Stored entries:
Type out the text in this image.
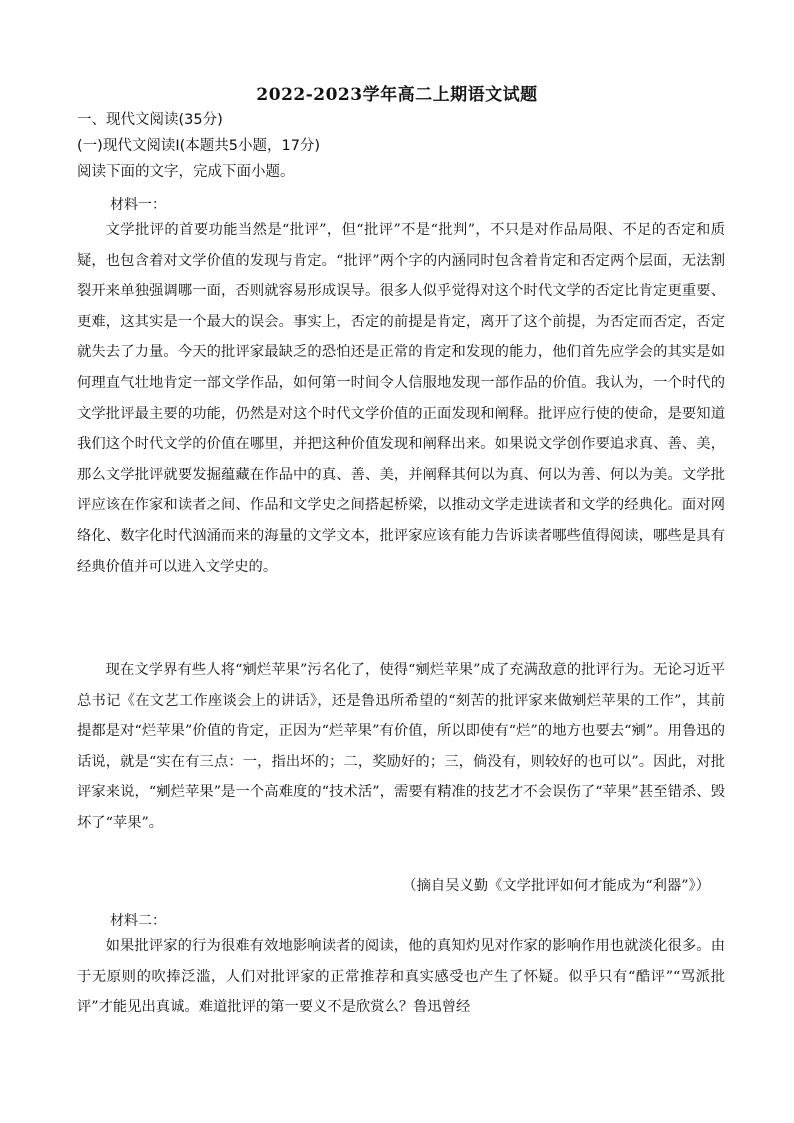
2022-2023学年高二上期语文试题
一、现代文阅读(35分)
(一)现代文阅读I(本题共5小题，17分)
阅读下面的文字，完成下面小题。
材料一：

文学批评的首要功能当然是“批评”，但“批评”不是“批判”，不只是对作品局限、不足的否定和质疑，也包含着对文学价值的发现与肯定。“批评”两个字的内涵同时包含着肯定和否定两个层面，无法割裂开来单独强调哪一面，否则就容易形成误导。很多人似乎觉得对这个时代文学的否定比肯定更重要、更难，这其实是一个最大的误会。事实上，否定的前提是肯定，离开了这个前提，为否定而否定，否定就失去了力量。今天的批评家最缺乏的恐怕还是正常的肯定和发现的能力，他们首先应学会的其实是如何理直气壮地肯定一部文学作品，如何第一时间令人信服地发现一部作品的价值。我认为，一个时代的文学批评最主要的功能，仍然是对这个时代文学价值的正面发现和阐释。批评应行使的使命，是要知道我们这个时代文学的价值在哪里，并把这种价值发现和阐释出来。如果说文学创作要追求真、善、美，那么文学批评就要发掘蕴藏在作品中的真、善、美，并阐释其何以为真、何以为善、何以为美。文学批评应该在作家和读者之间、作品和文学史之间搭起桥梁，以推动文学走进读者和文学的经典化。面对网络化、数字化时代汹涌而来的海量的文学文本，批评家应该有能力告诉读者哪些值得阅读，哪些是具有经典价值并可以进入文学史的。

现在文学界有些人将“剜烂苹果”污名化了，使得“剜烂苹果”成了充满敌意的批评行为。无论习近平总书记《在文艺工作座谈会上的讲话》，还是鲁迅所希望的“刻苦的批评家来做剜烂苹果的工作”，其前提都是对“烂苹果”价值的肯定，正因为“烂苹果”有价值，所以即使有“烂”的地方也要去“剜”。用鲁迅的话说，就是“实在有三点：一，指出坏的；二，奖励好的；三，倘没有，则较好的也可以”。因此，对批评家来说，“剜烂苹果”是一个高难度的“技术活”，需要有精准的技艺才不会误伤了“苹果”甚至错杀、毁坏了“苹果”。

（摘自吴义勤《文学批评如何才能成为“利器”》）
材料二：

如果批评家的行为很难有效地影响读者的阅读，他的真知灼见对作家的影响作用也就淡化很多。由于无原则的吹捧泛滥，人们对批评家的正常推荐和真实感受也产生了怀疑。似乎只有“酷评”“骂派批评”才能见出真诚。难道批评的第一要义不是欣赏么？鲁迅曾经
--
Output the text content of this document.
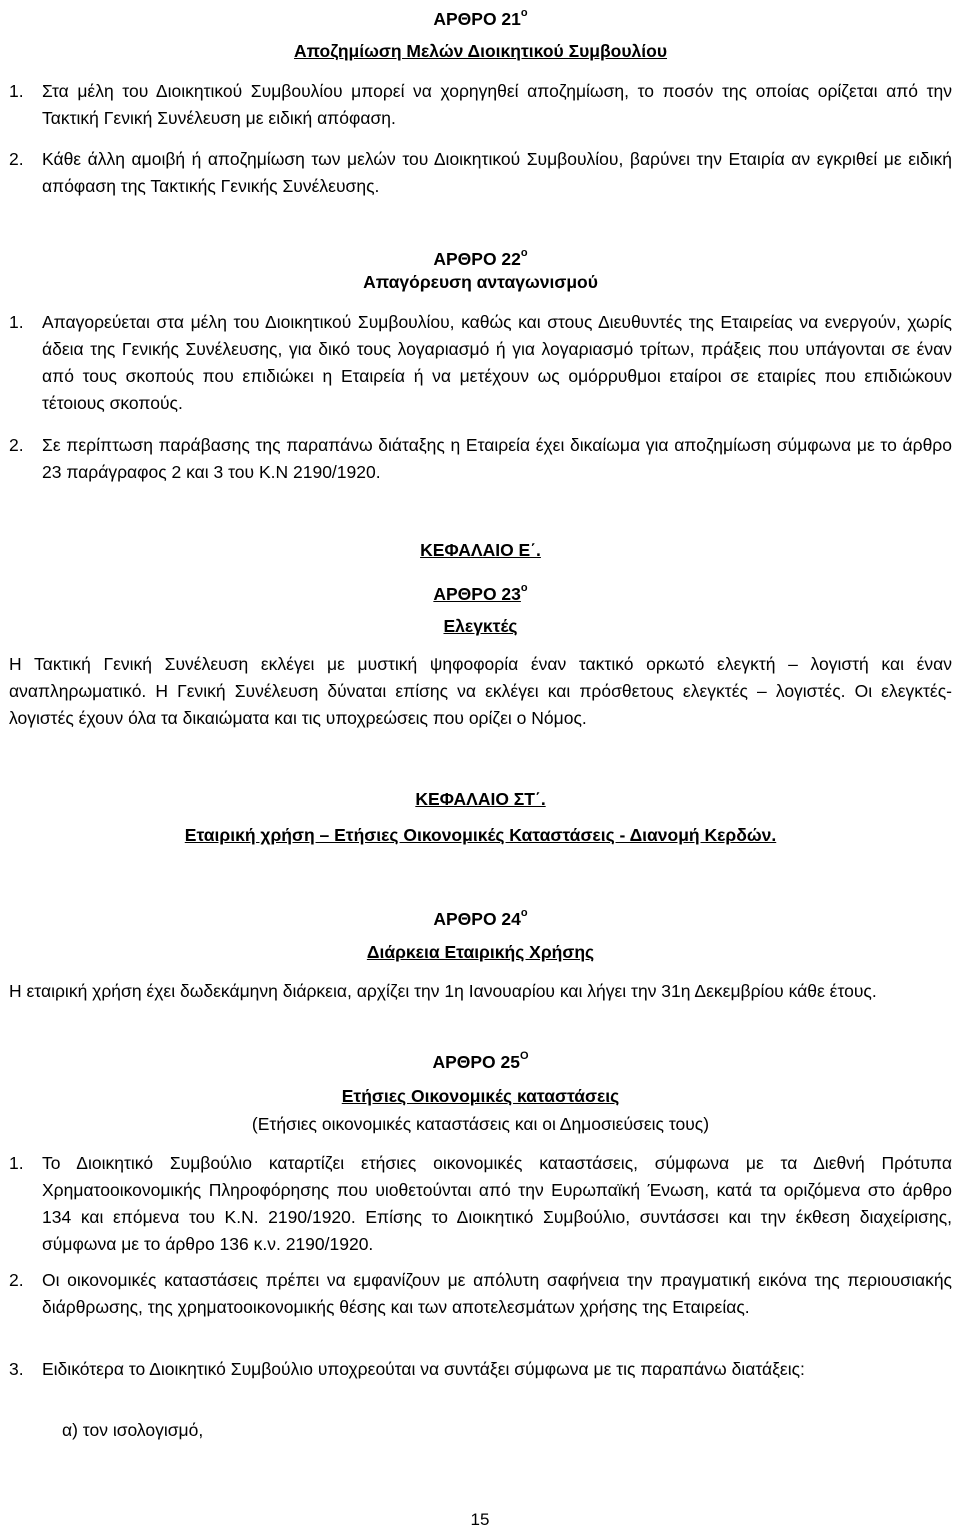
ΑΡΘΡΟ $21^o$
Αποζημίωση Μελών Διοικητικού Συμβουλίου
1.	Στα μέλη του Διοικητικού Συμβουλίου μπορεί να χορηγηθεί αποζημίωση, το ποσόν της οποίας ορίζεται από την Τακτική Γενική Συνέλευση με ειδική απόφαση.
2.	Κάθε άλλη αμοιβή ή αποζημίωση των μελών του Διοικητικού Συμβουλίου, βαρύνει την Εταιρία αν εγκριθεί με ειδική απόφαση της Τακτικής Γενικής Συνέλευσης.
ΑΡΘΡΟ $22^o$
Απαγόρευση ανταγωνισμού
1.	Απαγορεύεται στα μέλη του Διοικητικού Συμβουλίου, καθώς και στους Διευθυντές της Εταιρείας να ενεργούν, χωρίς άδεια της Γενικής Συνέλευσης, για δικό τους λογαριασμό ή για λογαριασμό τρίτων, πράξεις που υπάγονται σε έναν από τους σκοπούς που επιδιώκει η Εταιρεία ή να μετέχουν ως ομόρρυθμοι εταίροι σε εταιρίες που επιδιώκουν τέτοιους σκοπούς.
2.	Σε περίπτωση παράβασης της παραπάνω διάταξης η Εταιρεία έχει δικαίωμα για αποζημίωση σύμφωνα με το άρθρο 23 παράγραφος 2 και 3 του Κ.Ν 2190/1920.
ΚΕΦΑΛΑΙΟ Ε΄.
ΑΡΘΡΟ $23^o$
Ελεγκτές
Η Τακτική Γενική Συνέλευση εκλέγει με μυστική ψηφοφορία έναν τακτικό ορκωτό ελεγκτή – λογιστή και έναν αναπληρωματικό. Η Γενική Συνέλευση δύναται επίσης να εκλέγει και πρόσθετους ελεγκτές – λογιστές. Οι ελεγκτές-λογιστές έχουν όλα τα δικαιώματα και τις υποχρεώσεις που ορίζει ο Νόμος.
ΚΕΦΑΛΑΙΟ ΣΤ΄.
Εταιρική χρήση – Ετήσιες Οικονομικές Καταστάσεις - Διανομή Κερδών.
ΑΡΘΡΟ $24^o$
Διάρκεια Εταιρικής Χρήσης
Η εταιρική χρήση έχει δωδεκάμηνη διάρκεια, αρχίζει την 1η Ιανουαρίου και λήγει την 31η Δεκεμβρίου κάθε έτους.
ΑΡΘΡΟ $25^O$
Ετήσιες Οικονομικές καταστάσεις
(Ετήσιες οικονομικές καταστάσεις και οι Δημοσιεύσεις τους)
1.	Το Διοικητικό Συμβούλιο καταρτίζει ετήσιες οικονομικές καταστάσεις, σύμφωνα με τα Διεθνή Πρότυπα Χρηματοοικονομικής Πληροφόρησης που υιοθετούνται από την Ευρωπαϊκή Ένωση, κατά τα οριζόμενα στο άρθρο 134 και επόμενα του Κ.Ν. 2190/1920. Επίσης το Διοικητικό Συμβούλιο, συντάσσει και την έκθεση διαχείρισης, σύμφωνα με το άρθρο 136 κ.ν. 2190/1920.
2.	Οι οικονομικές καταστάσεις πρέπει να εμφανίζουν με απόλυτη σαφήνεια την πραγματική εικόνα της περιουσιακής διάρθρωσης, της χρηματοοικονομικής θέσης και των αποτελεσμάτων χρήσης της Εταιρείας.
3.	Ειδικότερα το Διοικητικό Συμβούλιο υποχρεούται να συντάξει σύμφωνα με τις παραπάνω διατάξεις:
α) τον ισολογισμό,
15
---
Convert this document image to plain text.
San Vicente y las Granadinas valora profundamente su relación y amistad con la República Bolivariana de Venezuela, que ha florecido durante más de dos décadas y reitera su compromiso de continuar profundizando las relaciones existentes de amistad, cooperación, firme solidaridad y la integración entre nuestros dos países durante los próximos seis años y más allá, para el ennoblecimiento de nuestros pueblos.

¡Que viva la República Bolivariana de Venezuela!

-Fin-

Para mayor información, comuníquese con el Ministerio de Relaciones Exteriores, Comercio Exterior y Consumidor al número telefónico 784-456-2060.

Instruction:
In the records above, collect each line with "ειδική".

Final result:
1.	Στα μέλη του Διοικητικού Συμβουλίου μπορεί να χορηγηθεί αποζημίωση, το ποσόν της οποίας ορίζεται από την Τακτική Γενική Συνέλευση με ειδική απόφαση.
2.	Κάθε άλλη αμοιβή ή αποζημίωση των μελών του Διοικητικού Συμβουλίου, βαρύνει την Εταιρία αν εγκριθεί με ειδική απόφαση της Τακτικής Γενικής Συνέλευσης.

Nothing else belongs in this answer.